***** Excerpt to read *****

Click "Start" on the Actor page
Enter your start URLs
Click "Run"

Via API

curl -X POST "https://api.apify.com/v2/acts/YOUR_ACTOR/runs" \
  -H "Authorization: Bearer YOUR_TOKEN" \
  -H "Content-Type: application/json" \
  -d '{"startUrls": [{"url": "https://example.com"}]}'

Integrations

Zapier, Make, n8n support
Webhooks for notifications
Schedule runs via cron

Cost Estimation

~$X per 1,000 results using datacenter proxies.

Phase 7: Monetization Setup

Choose pricing model:

Option A: Pay-Per-Event (PPE) - Most flexible, recommended
- Charge for custom events (pages scraped, API calls, etc.)
- You earn 80% revenue minus platform costs
- AI/MCP compatible, priority store placement
Option B: Pay-Per-Result (PPR)

***** Extracted records *****

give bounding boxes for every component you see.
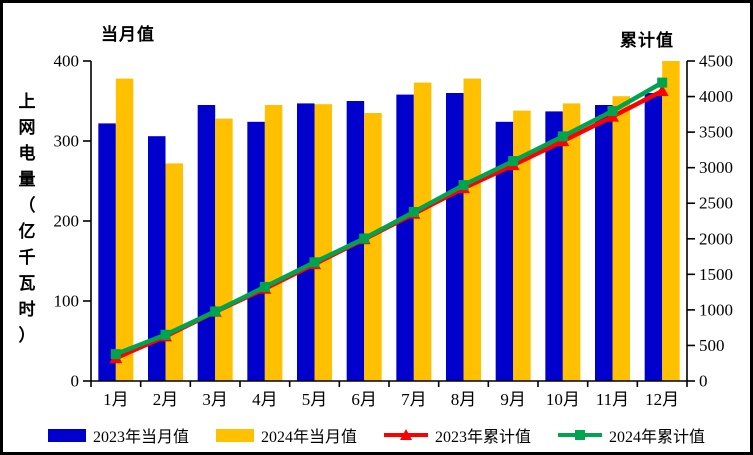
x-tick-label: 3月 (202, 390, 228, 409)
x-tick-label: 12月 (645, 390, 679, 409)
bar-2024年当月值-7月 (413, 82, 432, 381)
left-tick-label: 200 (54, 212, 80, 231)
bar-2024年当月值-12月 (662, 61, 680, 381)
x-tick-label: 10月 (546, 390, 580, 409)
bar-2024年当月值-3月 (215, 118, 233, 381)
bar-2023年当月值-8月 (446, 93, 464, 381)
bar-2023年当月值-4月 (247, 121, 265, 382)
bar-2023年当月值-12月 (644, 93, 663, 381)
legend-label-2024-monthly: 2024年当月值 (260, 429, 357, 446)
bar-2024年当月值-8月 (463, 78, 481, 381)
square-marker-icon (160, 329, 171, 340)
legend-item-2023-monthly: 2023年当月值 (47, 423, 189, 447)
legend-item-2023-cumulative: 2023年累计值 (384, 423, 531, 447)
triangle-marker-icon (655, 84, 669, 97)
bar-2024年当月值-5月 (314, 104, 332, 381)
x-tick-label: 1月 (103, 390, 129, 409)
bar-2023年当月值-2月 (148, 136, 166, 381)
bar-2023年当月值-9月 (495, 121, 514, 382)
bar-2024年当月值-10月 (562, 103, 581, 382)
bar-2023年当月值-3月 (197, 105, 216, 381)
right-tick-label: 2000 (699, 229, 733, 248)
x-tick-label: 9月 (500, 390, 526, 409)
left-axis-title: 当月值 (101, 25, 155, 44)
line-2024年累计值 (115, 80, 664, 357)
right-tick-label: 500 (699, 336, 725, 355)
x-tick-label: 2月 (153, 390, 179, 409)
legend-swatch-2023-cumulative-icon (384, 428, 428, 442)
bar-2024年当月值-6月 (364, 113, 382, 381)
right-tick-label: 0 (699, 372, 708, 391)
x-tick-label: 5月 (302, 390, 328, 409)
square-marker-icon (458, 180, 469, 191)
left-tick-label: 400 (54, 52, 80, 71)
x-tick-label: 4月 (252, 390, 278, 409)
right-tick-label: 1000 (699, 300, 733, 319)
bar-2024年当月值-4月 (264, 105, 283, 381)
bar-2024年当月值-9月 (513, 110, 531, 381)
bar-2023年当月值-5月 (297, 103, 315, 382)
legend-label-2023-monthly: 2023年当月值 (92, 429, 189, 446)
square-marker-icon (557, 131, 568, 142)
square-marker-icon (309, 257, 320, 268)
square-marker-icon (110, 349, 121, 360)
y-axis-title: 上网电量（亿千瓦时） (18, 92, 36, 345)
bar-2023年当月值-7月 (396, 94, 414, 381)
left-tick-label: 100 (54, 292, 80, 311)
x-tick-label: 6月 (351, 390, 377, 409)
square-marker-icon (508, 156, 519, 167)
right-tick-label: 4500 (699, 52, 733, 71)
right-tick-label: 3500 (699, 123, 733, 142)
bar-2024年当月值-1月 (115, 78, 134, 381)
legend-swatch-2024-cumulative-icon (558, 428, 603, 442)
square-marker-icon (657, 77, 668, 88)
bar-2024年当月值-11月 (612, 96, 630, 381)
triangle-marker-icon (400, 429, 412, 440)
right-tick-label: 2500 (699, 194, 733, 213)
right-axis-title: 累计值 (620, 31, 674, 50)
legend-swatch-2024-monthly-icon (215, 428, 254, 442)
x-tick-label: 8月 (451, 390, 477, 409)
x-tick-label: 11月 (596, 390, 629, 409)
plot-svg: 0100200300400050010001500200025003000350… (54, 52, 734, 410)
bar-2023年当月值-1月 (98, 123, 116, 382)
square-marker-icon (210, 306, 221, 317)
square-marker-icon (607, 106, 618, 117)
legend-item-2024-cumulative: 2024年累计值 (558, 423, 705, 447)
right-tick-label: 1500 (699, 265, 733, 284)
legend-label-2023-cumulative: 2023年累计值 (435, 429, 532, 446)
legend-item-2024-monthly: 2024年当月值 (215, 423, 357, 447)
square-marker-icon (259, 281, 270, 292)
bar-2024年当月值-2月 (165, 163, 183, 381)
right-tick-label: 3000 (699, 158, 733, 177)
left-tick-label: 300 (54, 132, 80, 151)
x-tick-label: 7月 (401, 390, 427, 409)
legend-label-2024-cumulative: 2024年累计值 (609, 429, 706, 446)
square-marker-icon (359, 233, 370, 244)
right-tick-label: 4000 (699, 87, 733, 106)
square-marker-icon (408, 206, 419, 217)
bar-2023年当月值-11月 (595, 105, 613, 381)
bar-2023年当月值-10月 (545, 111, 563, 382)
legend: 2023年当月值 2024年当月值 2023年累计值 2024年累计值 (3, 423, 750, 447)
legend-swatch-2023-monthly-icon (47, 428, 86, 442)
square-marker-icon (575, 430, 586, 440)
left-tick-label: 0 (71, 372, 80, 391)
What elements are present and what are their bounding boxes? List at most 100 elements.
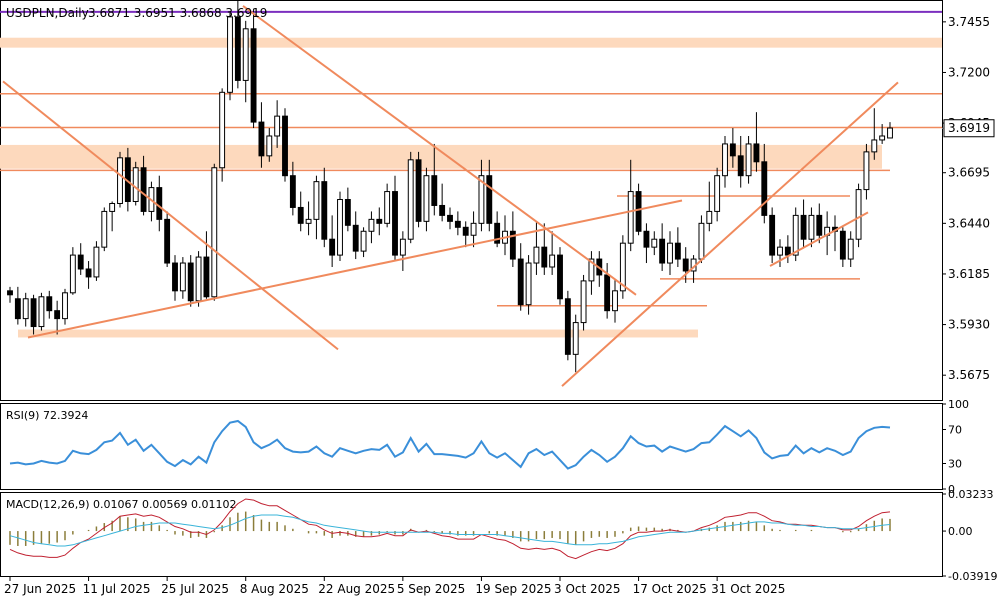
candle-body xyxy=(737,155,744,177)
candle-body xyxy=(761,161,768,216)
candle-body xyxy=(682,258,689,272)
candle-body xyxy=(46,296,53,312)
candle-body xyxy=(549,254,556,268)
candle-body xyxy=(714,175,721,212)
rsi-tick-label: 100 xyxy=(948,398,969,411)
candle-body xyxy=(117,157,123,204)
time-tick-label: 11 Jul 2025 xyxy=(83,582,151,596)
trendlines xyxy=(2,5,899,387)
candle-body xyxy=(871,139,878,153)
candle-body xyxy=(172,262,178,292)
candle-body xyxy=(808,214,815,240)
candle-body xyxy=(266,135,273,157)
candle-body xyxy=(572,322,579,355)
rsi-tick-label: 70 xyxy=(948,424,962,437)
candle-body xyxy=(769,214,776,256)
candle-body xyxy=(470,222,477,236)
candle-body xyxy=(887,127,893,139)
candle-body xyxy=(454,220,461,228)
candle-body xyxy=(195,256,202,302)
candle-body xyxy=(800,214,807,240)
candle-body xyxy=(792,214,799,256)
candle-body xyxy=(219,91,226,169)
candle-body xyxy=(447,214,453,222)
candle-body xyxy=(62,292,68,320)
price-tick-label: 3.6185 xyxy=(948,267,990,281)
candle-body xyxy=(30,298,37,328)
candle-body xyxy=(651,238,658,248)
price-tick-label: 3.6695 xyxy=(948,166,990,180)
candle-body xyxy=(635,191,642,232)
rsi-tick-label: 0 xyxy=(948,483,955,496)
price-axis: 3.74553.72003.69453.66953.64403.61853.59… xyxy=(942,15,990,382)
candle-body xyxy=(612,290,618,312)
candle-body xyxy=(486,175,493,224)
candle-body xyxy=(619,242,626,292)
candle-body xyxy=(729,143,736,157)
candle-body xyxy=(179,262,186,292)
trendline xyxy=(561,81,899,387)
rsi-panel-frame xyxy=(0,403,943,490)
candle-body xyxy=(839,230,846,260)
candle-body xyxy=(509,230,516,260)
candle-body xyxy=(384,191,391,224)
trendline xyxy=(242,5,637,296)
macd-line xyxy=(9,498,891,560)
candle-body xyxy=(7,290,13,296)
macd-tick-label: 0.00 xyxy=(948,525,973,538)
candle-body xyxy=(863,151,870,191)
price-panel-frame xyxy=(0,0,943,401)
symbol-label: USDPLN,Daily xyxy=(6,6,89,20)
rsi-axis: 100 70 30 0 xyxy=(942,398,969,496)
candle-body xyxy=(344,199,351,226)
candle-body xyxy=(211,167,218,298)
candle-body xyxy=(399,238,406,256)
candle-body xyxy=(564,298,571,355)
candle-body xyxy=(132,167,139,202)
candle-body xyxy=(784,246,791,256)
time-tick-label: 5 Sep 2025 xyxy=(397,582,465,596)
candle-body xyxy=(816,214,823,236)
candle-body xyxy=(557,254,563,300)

*****

# Set tasks
**1)** Decide whether each statement below agrees with the excerpt on running and monetizing an Actor. For each statement, answer yes or no and quote the deciding words of the excerpt.
(a) Pay-Per-Event is presented as the recommended pricing model.
(b) Under Pay-Per-Event, the developer keeps all revenue with no platform costs deducted.
(c) Runs can be scheduled via cron.
**2)** Summarize the excerpt on running and monetizing an Actor in two sentences.

# Responses
**1)**
(a) Yes: "Option A: Pay-Per-Event (PPE) - Most flexible, recommended"
(b) No: "You earn 80% revenue minus platform costs"
(c) Yes: "Schedule runs via cron"

**2)** An Actor can be run from its page by clicking "Start," entering start URLs, and clicking "Run," or through a POST request to the API, and it supports Zapier, Make, and n8n, webhooks for notifications, and runs scheduled via cron. For monetization, a pricing model must be chosen: Pay-Per-Event, recommended as the most flexible, charges for custom events and earns 80% of revenue minus platform costs, while Pay-Per-Result is the other option.